**INSTRUCTION:**
From the entries below, count every line that contains the word "沙场秋点兵". Please give the number and nothing else.
— START EXCERPTED DATA —
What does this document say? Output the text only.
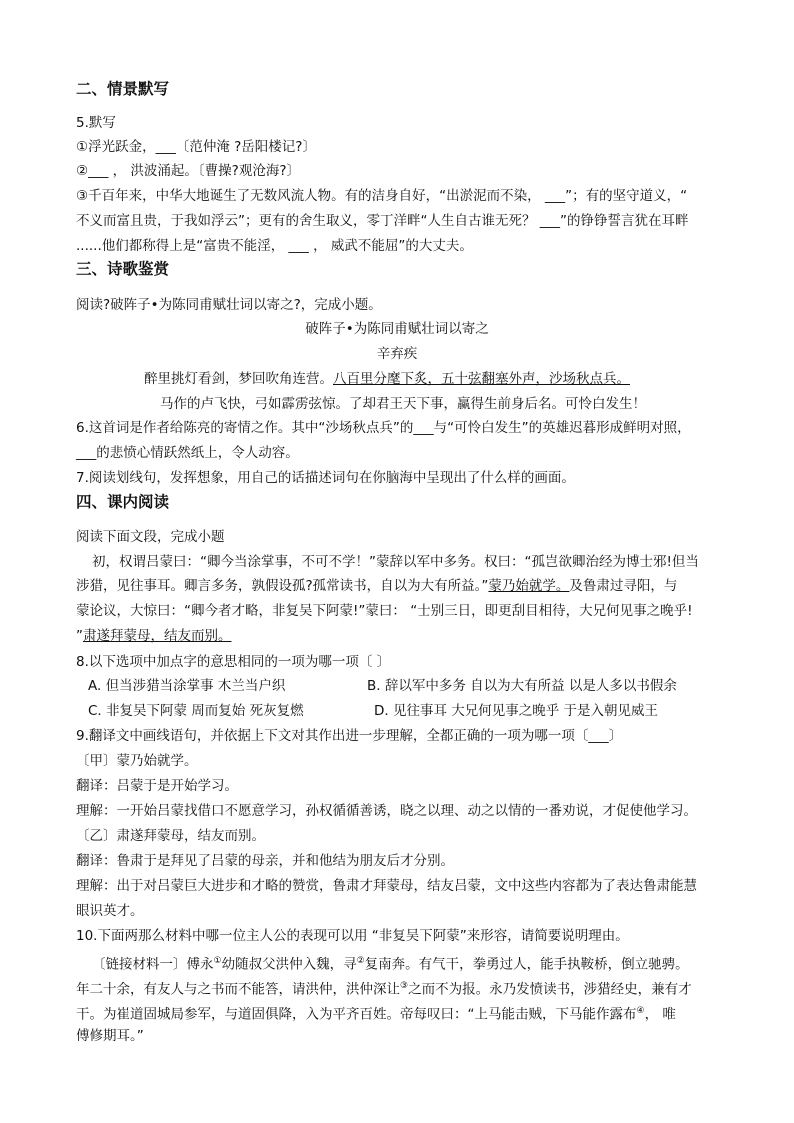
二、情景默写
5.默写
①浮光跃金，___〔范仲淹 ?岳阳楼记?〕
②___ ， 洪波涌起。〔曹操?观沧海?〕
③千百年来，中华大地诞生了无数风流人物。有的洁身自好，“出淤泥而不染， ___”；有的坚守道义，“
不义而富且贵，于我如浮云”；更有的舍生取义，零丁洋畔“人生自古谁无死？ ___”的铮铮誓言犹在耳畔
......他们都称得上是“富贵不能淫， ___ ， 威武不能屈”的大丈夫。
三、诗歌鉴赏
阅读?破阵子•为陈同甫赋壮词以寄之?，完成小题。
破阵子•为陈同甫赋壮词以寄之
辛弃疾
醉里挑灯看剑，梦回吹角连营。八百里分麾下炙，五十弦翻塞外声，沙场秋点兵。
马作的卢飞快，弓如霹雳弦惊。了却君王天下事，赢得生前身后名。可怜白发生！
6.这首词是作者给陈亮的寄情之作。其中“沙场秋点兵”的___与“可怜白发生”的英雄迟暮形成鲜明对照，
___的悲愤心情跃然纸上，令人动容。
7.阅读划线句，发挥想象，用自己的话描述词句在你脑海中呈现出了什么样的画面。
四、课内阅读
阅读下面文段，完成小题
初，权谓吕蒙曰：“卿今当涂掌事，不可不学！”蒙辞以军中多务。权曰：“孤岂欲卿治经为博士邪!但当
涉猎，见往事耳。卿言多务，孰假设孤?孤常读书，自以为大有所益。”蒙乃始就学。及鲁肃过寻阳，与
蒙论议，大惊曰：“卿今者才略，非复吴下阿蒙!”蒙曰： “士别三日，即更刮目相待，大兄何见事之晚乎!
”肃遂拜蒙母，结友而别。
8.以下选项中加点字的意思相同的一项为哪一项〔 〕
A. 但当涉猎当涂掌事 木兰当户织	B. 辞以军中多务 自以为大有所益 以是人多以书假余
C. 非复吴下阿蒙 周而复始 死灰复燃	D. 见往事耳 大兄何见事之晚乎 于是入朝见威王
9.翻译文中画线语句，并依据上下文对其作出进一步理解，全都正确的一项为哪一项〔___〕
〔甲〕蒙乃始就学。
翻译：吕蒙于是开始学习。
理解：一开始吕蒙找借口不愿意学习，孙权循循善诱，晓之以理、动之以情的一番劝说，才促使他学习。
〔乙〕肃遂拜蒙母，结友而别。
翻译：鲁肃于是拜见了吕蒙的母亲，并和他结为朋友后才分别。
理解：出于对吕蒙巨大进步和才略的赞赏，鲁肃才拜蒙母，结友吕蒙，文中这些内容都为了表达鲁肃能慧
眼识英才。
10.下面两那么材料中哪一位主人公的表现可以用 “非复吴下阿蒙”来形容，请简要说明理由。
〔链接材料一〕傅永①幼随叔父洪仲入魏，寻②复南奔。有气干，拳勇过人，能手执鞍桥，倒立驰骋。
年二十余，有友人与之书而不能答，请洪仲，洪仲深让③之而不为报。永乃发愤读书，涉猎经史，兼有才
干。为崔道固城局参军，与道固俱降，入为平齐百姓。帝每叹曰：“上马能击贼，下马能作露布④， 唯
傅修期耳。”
— END EXCERPTED DATA —
**FULL OUTPUT:**
2